# [Recorded information]
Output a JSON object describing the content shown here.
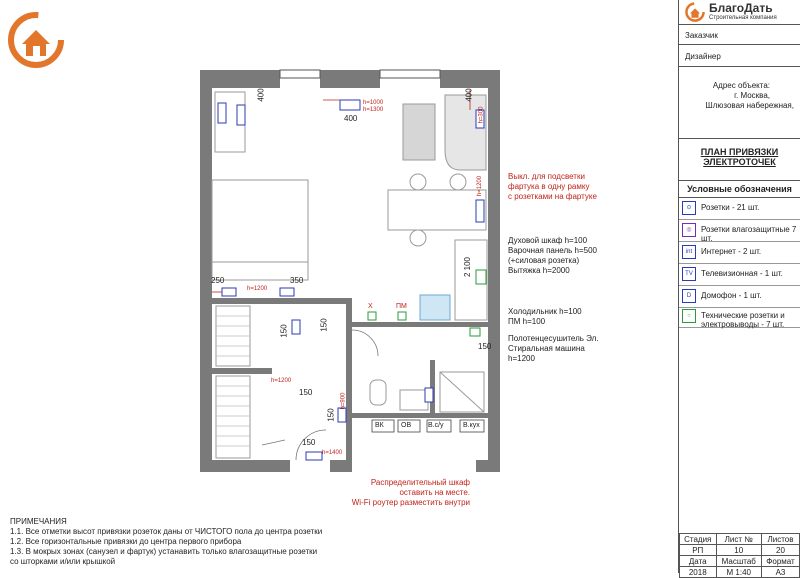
{
  "brand": {
    "name": "БлагоДать",
    "subtitle": "Строительная компания",
    "accent": "#e2762b"
  },
  "title_block": {
    "customer_label": "Заказчик",
    "designer_label": "Дизайнер",
    "address_label": "Адрес объекта:",
    "address_city": "г. Москва,",
    "address_street": "Шлюзовая набережная,",
    "plan_title_1": "ПЛАН ПРИВЯЗКИ",
    "plan_title_2": "ЭЛЕКТРОТОЧЕК",
    "legend_title": "Условные обозначения",
    "legend": [
      {
        "icon": "socket-icon",
        "glyph": "⊙",
        "label": "Розетки - 21 шт."
      },
      {
        "icon": "waterproof-socket-icon",
        "glyph": "◎",
        "label": "Розетки влагозащитные 7 шт."
      },
      {
        "icon": "internet-socket-icon",
        "glyph": "int",
        "label": "Интернет - 2 шт."
      },
      {
        "icon": "tv-socket-icon",
        "glyph": "TV",
        "label": "Телевизионная - 1 шт."
      },
      {
        "icon": "intercom-icon",
        "glyph": "D",
        "label": "Домофон - 1 шт."
      },
      {
        "icon": "technical-socket-icon",
        "glyph": "○",
        "label": "Технические розетки и электровыводы - 7 шт."
      }
    ]
  },
  "stamp": {
    "headers": [
      "Стадия",
      "Лист №",
      "Листов"
    ],
    "values": [
      "РП",
      "10",
      "20"
    ],
    "headers2": [
      "Дата",
      "Масштаб",
      "Формат"
    ],
    "values2": [
      "2018",
      "М 1:40",
      "А3"
    ]
  },
  "plan_labels": {
    "d400_top": "400",
    "d400_mid": "400",
    "d400_right": "400",
    "h1000": "h=1000",
    "h1300": "h=1300",
    "h300": "h=300",
    "h1200_right": "h=1200",
    "d250": "250",
    "d350": "350",
    "h1200_left": "h=1200",
    "d150_a": "150",
    "d150_b": "150",
    "d150_c": "150",
    "d150_d": "150",
    "d150_e": "150",
    "h1200_mid": "h=1200",
    "h900": "h=900",
    "h1400": "h=1400",
    "d150_bath": "150",
    "d2100": "2 100",
    "pm": "ПМ",
    "x": "X",
    "boxes": [
      "ВК",
      "ОВ",
      "В.с/у",
      "В.кух"
    ]
  },
  "annotations": {
    "backlight_1": "Выкл. для подсветки",
    "backlight_2": "фартука в одну рамку",
    "backlight_3": "с розетками на фартуке",
    "oven_1": "Духовой шкаф h=100",
    "oven_2": "Варочная панель h=500",
    "oven_3": "(+силовая розетка)",
    "oven_4": "Вытяжка h=2000",
    "fridge_1": "Холодильник h=100",
    "fridge_2": "ПМ h=100",
    "towel_1": "Полотенцесушитель Эл.",
    "towel_2": "Стиральная машина",
    "towel_3": "h=1200",
    "panel_1": "Распределительный шкаф",
    "panel_2": "оставить на месте.",
    "panel_3": "Wi-Fi роутер разместить внутри"
  },
  "notes": {
    "title": "ПРИМЕЧАНИЯ",
    "lines": [
      "1.1. Все отметки высот привязки розеток даны от ЧИСТОГО пола до центра розетки",
      "1.2. Все горизонтальные привязки до центра первого прибора",
      "1.3. В мокрых зонах (санузел и фартук) устанавить только влагозащитные розетки",
      "со шторками и/или крышкой"
    ]
  }
}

# [Set exercise]
Collect each line above holding the string "центра".

# [Final result]
      "1.1. Все отметки высот привязки розеток даны от ЧИСТОГО пола до центра розетки",
      "1.2. Все горизонтальные привязки до центра первого прибора",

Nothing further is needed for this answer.